[Excerpts from a figure dataset]
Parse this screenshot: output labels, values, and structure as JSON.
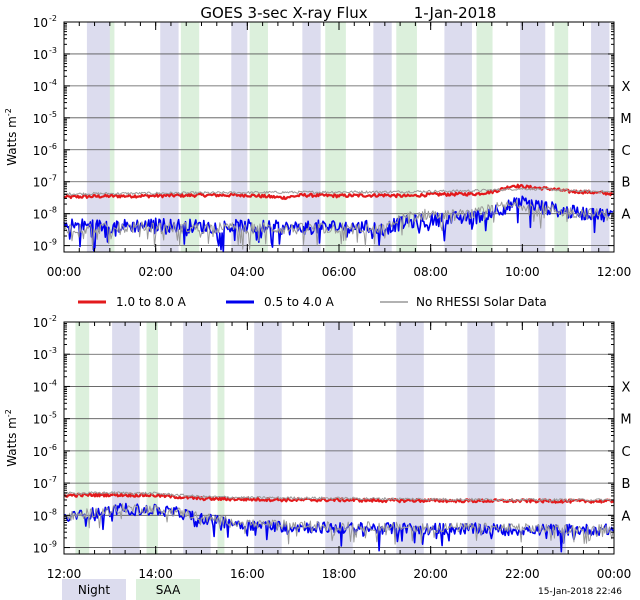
{
  "title": "GOES 3-sec X-ray Flux",
  "date": "1-Jan-2018",
  "timestamp": "15-Jan-2018 22:46",
  "colors": {
    "long": "#e31a1c",
    "short": "#0000ee",
    "gray": "#999999",
    "night": "#dcdcee",
    "saa": "#dcf0dc",
    "grid": "#555555"
  },
  "legend": {
    "long_label": "1.0 to 8.0 A",
    "short_label": "0.5 to 4.0 A",
    "gray_label": "No RHESSI Solar Data",
    "night_label": "Night",
    "saa_label": "SAA"
  },
  "chart_data": [
    {
      "type": "line",
      "panel": "top",
      "ylabel_base": "Watts m",
      "ylabel_exp": "-2",
      "yscale": "log",
      "ylim_exp": [
        -9.2,
        -2
      ],
      "ytick_exponents": [
        -2,
        -3,
        -4,
        -5,
        -6,
        -7,
        -8,
        -9
      ],
      "xlim_hours": [
        0,
        12
      ],
      "xticks": [
        {
          "h": 0,
          "label": "00:00"
        },
        {
          "h": 2,
          "label": "02:00"
        },
        {
          "h": 4,
          "label": "04:00"
        },
        {
          "h": 6,
          "label": "06:00"
        },
        {
          "h": 8,
          "label": "08:00"
        },
        {
          "h": 10,
          "label": "10:00"
        },
        {
          "h": 12,
          "label": "12:00"
        }
      ],
      "class_labels": [
        {
          "label": "X",
          "exp": -4
        },
        {
          "label": "M",
          "exp": -5
        },
        {
          "label": "C",
          "exp": -6
        },
        {
          "label": "B",
          "exp": -7
        },
        {
          "label": "A",
          "exp": -8
        }
      ],
      "night_hours": [
        [
          0.5,
          1.05
        ],
        [
          2.1,
          2.5
        ],
        [
          3.65,
          4.0
        ],
        [
          5.2,
          5.6
        ],
        [
          6.75,
          7.15
        ],
        [
          8.3,
          8.9
        ],
        [
          9.95,
          10.5
        ],
        [
          11.5,
          11.9
        ]
      ],
      "saa_hours": [
        [
          1.0,
          1.1
        ],
        [
          2.55,
          2.95
        ],
        [
          4.05,
          4.45
        ],
        [
          5.7,
          6.15
        ],
        [
          7.25,
          7.7
        ],
        [
          9.0,
          9.35
        ],
        [
          10.7,
          11.0
        ]
      ],
      "series": [
        {
          "name": "1.0 to 8.0 A",
          "color_key": "long",
          "noise": 0.05,
          "hours": [
            0,
            1,
            2,
            3,
            4,
            4.8,
            5.2,
            6,
            7,
            7.5,
            8,
            9,
            9.4,
            9.8,
            10.2,
            10.6,
            11,
            11.5,
            12
          ],
          "log_values": [
            -7.48,
            -7.45,
            -7.44,
            -7.42,
            -7.42,
            -7.5,
            -7.42,
            -7.44,
            -7.42,
            -7.45,
            -7.4,
            -7.38,
            -7.3,
            -7.12,
            -7.18,
            -7.22,
            -7.3,
            -7.33,
            -7.38
          ]
        },
        {
          "name": "No RHESSI Solar Data (long)",
          "color_key": "gray",
          "noise": 0.04,
          "hours": [
            0,
            2,
            4,
            6,
            7,
            8,
            9,
            9.5,
            10,
            10.6,
            11,
            12
          ],
          "log_values": [
            -7.38,
            -7.36,
            -7.34,
            -7.32,
            -7.32,
            -7.3,
            -7.28,
            -7.25,
            -7.22,
            -7.24,
            -7.28,
            -7.32
          ]
        },
        {
          "name": "0.5 to 4.0 A",
          "color_key": "short",
          "noise": 0.22,
          "spikes": 0.7,
          "hours": [
            0,
            1,
            2,
            3,
            4,
            5,
            6,
            7,
            7.35,
            8,
            8.5,
            9,
            9.5,
            10,
            10.5,
            11,
            12
          ],
          "log_values": [
            -8.35,
            -8.4,
            -8.35,
            -8.4,
            -8.4,
            -8.45,
            -8.4,
            -8.45,
            -8.3,
            -8.2,
            -8.15,
            -8.1,
            -7.85,
            -7.65,
            -7.8,
            -7.95,
            -8.05
          ]
        },
        {
          "name": "No RHESSI Solar Data (short)",
          "color_key": "gray",
          "noise": 0.18,
          "spikes": 0.6,
          "hours": [
            0,
            1,
            2,
            3,
            4,
            5,
            6,
            7,
            7.35,
            8,
            8.5,
            9,
            9.5,
            10,
            10.5,
            11,
            12
          ],
          "log_values": [
            -8.45,
            -8.45,
            -8.42,
            -8.45,
            -8.45,
            -8.48,
            -8.45,
            -8.5,
            -8.15,
            -8.0,
            -8.05,
            -8.0,
            -7.8,
            -7.72,
            -7.85,
            -7.95,
            -8.05
          ]
        }
      ]
    },
    {
      "type": "line",
      "panel": "bottom",
      "ylabel_base": "Watts m",
      "ylabel_exp": "-2",
      "yscale": "log",
      "ylim_exp": [
        -9.2,
        -2
      ],
      "ytick_exponents": [
        -2,
        -3,
        -4,
        -5,
        -6,
        -7,
        -8,
        -9
      ],
      "xlim_hours": [
        12,
        24
      ],
      "xticks": [
        {
          "h": 12,
          "label": "12:00"
        },
        {
          "h": 14,
          "label": "14:00"
        },
        {
          "h": 16,
          "label": "16:00"
        },
        {
          "h": 18,
          "label": "18:00"
        },
        {
          "h": 20,
          "label": "20:00"
        },
        {
          "h": 22,
          "label": "22:00"
        },
        {
          "h": 24,
          "label": "00:00"
        }
      ],
      "class_labels": [
        {
          "label": "X",
          "exp": -4
        },
        {
          "label": "M",
          "exp": -5
        },
        {
          "label": "C",
          "exp": -6
        },
        {
          "label": "B",
          "exp": -7
        },
        {
          "label": "A",
          "exp": -8
        }
      ],
      "night_hours": [
        [
          13.05,
          13.65
        ],
        [
          14.6,
          15.2
        ],
        [
          16.15,
          16.75
        ],
        [
          17.7,
          18.3
        ],
        [
          19.25,
          19.85
        ],
        [
          20.8,
          21.4
        ],
        [
          22.35,
          22.95
        ]
      ],
      "saa_hours": [
        [
          12.25,
          12.55
        ],
        [
          13.8,
          14.05
        ],
        [
          15.35,
          15.5
        ]
      ],
      "series": [
        {
          "name": "1.0 to 8.0 A",
          "color_key": "long",
          "noise": 0.05,
          "hours": [
            12,
            13,
            14,
            15,
            16,
            17,
            18,
            19,
            20,
            21,
            22,
            23,
            24
          ],
          "log_values": [
            -7.38,
            -7.36,
            -7.38,
            -7.48,
            -7.5,
            -7.52,
            -7.52,
            -7.54,
            -7.54,
            -7.55,
            -7.55,
            -7.56,
            -7.56
          ]
        },
        {
          "name": "No RHESSI Solar Data (long)",
          "color_key": "gray",
          "noise": 0.04,
          "hours": [
            12,
            13,
            14,
            15,
            16,
            18,
            20,
            22,
            24
          ],
          "log_values": [
            -7.32,
            -7.3,
            -7.32,
            -7.42,
            -7.45,
            -7.47,
            -7.5,
            -7.52,
            -7.52
          ]
        },
        {
          "name": "0.5 to 4.0 A",
          "color_key": "short",
          "noise": 0.18,
          "spikes": 0.55,
          "hours": [
            12,
            12.7,
            13.3,
            14.1,
            14.6,
            15.2,
            16,
            17,
            18,
            19,
            20,
            21,
            22,
            23,
            24
          ],
          "log_values": [
            -8.1,
            -7.92,
            -7.8,
            -7.85,
            -7.95,
            -8.15,
            -8.3,
            -8.35,
            -8.4,
            -8.4,
            -8.42,
            -8.42,
            -8.45,
            -8.45,
            -8.45
          ]
        },
        {
          "name": "No RHESSI Solar Data (short)",
          "color_key": "gray",
          "noise": 0.15,
          "spikes": 0.5,
          "hours": [
            12,
            12.7,
            13.3,
            14.1,
            14.6,
            15.2,
            16,
            17,
            18,
            19,
            20,
            21,
            22,
            23,
            24
          ],
          "log_values": [
            -8.05,
            -7.9,
            -7.78,
            -7.82,
            -7.92,
            -8.1,
            -8.25,
            -8.3,
            -8.35,
            -8.35,
            -8.38,
            -8.38,
            -8.4,
            -8.42,
            -8.42
          ]
        }
      ]
    }
  ]
}
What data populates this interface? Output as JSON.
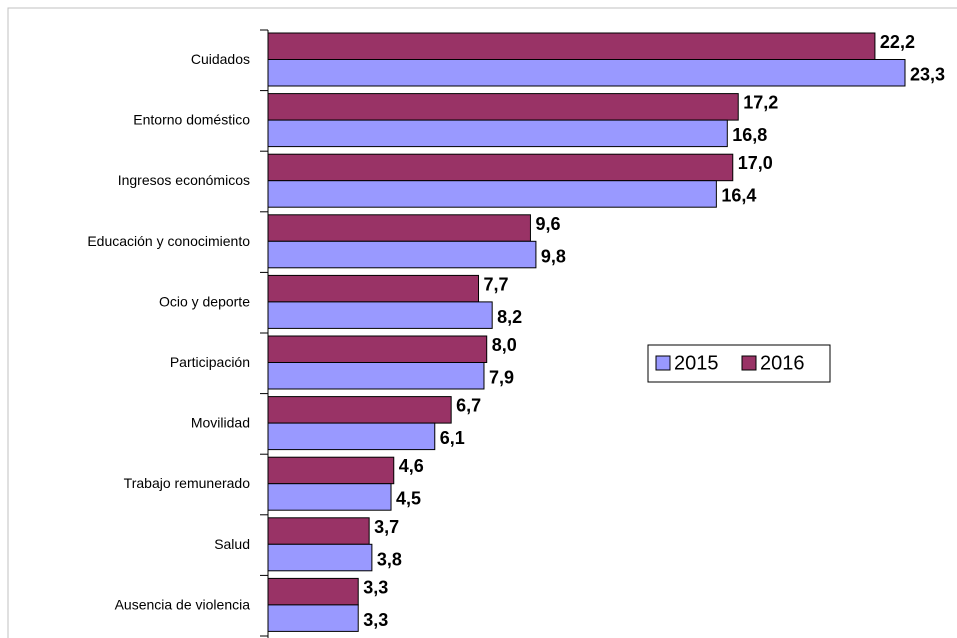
{
  "chart_data": {
    "type": "bar",
    "orientation": "horizontal",
    "categories": [
      "Cuidados",
      "Entorno doméstico",
      "Ingresos económicos",
      "Educación y conocimiento",
      "Ocio y deporte",
      "Participación",
      "Movilidad",
      "Trabajo remunerado",
      "Salud",
      "Ausencia de violencia"
    ],
    "series": [
      {
        "name": "2015",
        "color": "#9999ff",
        "values": [
          23.3,
          16.8,
          16.4,
          9.8,
          8.2,
          7.9,
          6.1,
          4.5,
          3.8,
          3.3
        ],
        "value_labels": [
          "23,3",
          "16,8",
          "16,4",
          "9,8",
          "8,2",
          "7,9",
          "6,1",
          "4,5",
          "3,8",
          "3,3"
        ]
      },
      {
        "name": "2016",
        "color": "#993366",
        "values": [
          22.2,
          17.2,
          17.0,
          9.6,
          7.7,
          8.0,
          6.7,
          4.6,
          3.7,
          3.3
        ],
        "value_labels": [
          "22,2",
          "17,2",
          "17,0",
          "9,6",
          "7,7",
          "8,0",
          "6,7",
          "4,6",
          "3,7",
          "3,3"
        ]
      }
    ],
    "legend": "right"
  }
}
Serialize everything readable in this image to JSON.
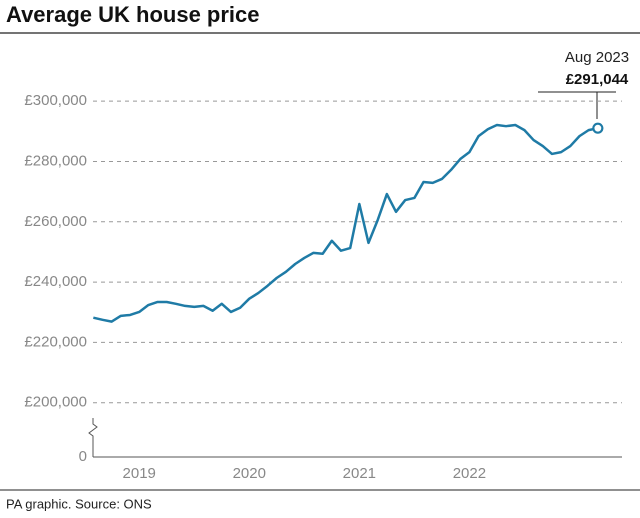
{
  "chart_data": {
    "type": "line",
    "title": "Average UK house price",
    "source": "PA graphic. Source: ONS",
    "annotation": {
      "label": "Aug 2023",
      "value_label": "£291,044"
    },
    "x": [
      2019.083,
      2019.167,
      2019.25,
      2019.333,
      2019.417,
      2019.5,
      2019.583,
      2019.667,
      2019.75,
      2019.833,
      2019.917,
      2020.0,
      2020.083,
      2020.167,
      2020.25,
      2020.333,
      2020.417,
      2020.5,
      2020.583,
      2020.667,
      2020.75,
      2020.833,
      2020.917,
      2021.0,
      2021.083,
      2021.167,
      2021.25,
      2021.333,
      2021.417,
      2021.5,
      2021.583,
      2021.667,
      2021.75,
      2021.833,
      2021.917,
      2022.0,
      2022.083,
      2022.167,
      2022.25,
      2022.333,
      2022.417,
      2022.5,
      2022.583,
      2022.667,
      2022.75,
      2022.833,
      2022.917,
      2023.0,
      2023.083,
      2023.167,
      2023.25,
      2023.333,
      2023.417,
      2023.5,
      2023.583,
      2023.667
    ],
    "series": [
      {
        "name": "Average UK house price",
        "color": "#1f7ba6",
        "values": [
          228200,
          227500,
          226900,
          228800,
          229100,
          230100,
          232400,
          233400,
          233400,
          232800,
          232100,
          231800,
          232100,
          230500,
          232800,
          230100,
          231500,
          234500,
          236400,
          238800,
          241400,
          243400,
          246000,
          248000,
          249700,
          249400,
          253700,
          250400,
          251300,
          265900,
          253000,
          260600,
          269200,
          263300,
          267200,
          267900,
          273200,
          272900,
          274200,
          277200,
          280800,
          283100,
          288400,
          290700,
          292100,
          291700,
          292100,
          290400,
          287100,
          285100,
          282500,
          283100,
          285100,
          288400,
          290400,
          291044
        ]
      }
    ],
    "xlim": [
      2019.08,
      2024.05
    ],
    "xticks": [
      {
        "value": 2019.5,
        "label": "2019"
      },
      {
        "value": 2020.5,
        "label": "2020"
      },
      {
        "value": 2021.5,
        "label": "2021"
      },
      {
        "value": 2022.5,
        "label": "2022"
      }
    ],
    "ylim": [
      182000,
      310000
    ],
    "yticks": [
      0,
      {
        "value": 200000,
        "label": "£200,000"
      },
      {
        "value": 220000,
        "label": "£220,000"
      },
      {
        "value": 240000,
        "label": "£240,000"
      },
      {
        "value": 260000,
        "label": "£260,000"
      },
      {
        "value": 280000,
        "label": "£280,000"
      },
      {
        "value": 300000,
        "label": "£300,000"
      }
    ],
    "grid": true
  }
}
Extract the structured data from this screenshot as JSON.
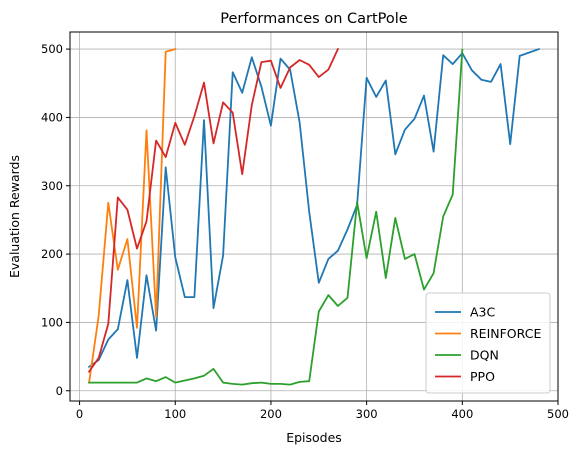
{
  "chart_data": {
    "type": "line",
    "title": "Performances on CartPole",
    "xlabel": "Episodes",
    "ylabel": "Evaluation Rewards",
    "xlim": [
      -10,
      500
    ],
    "ylim": [
      -15,
      525
    ],
    "xticks": [
      0,
      100,
      200,
      300,
      400,
      500
    ],
    "yticks": [
      0,
      100,
      200,
      300,
      400,
      500
    ],
    "grid": true,
    "legend_position": "lower-right",
    "series": [
      {
        "name": "A3C",
        "color": "#1f77b4",
        "x": [
          10,
          20,
          30,
          40,
          50,
          60,
          70,
          80,
          90,
          100,
          110,
          120,
          130,
          140,
          150,
          160,
          170,
          180,
          190,
          200,
          210,
          220,
          230,
          240,
          250,
          260,
          270,
          280,
          290,
          300,
          310,
          320,
          330,
          340,
          350,
          360,
          370,
          380,
          390,
          400,
          410,
          420,
          430,
          440,
          450,
          460,
          470,
          480
        ],
        "y": [
          35,
          45,
          75,
          90,
          162,
          48,
          169,
          88,
          327,
          195,
          137,
          137,
          396,
          121,
          198,
          466,
          436,
          488,
          445,
          388,
          486,
          470,
          393,
          262,
          158,
          193,
          205,
          236,
          272,
          458,
          430,
          454,
          346,
          382,
          398,
          432,
          350,
          491,
          478,
          494,
          469,
          455,
          452,
          478,
          361,
          490,
          495,
          500
        ]
      },
      {
        "name": "REINFORCE",
        "color": "#ff7f0e",
        "x": [
          10,
          20,
          30,
          40,
          50,
          60,
          70,
          80,
          90,
          100
        ],
        "y": [
          12,
          110,
          275,
          177,
          222,
          92,
          381,
          108,
          496,
          500
        ]
      },
      {
        "name": "DQN",
        "color": "#2ca02c",
        "x": [
          10,
          20,
          30,
          40,
          50,
          60,
          70,
          80,
          90,
          100,
          110,
          120,
          130,
          140,
          150,
          160,
          170,
          180,
          190,
          200,
          210,
          220,
          230,
          240,
          250,
          260,
          270,
          280,
          290,
          300,
          310,
          320,
          330,
          340,
          350,
          360,
          370,
          380,
          390,
          400
        ],
        "y": [
          12,
          12,
          12,
          12,
          12,
          12,
          18,
          14,
          20,
          12,
          15,
          18,
          22,
          32,
          12,
          10,
          9,
          11,
          12,
          10,
          10,
          9,
          13,
          14,
          116,
          140,
          124,
          136,
          276,
          194,
          262,
          165,
          253,
          193,
          200,
          148,
          172,
          255,
          287,
          499
        ]
      },
      {
        "name": "PPO",
        "color": "#d62728",
        "x": [
          10,
          20,
          30,
          40,
          50,
          60,
          70,
          80,
          90,
          100,
          110,
          120,
          130,
          140,
          150,
          160,
          170,
          180,
          190,
          200,
          210,
          220,
          230,
          240,
          250,
          260,
          270
        ],
        "y": [
          28,
          48,
          98,
          283,
          265,
          208,
          248,
          366,
          342,
          392,
          360,
          402,
          451,
          362,
          422,
          407,
          317,
          418,
          481,
          483,
          443,
          473,
          484,
          477,
          459,
          470,
          500
        ]
      }
    ]
  }
}
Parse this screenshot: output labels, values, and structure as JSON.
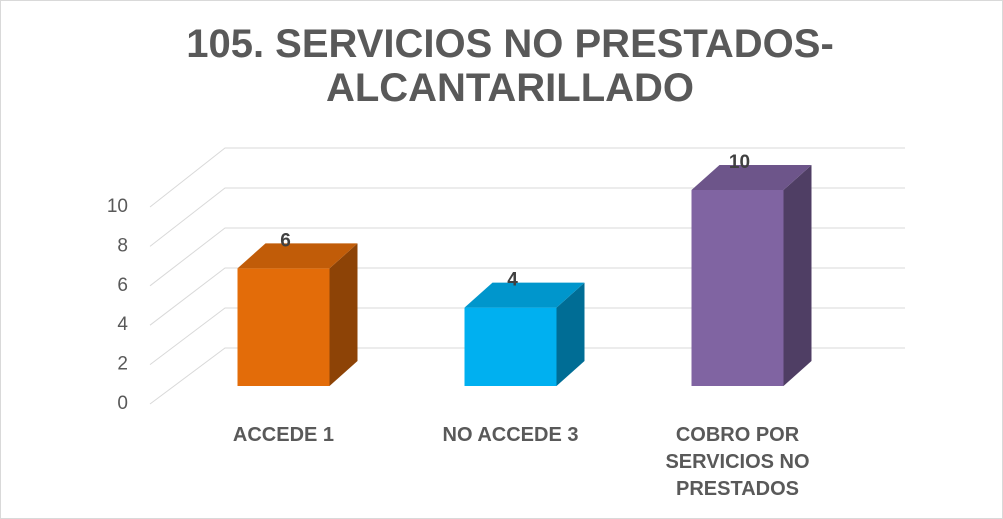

- What the exercise asks -
Copy each line of the listing in which the word "price" can be found.

- Solution for this exercise -
    "title": "Average UK house price",
        "name": "Average UK house price",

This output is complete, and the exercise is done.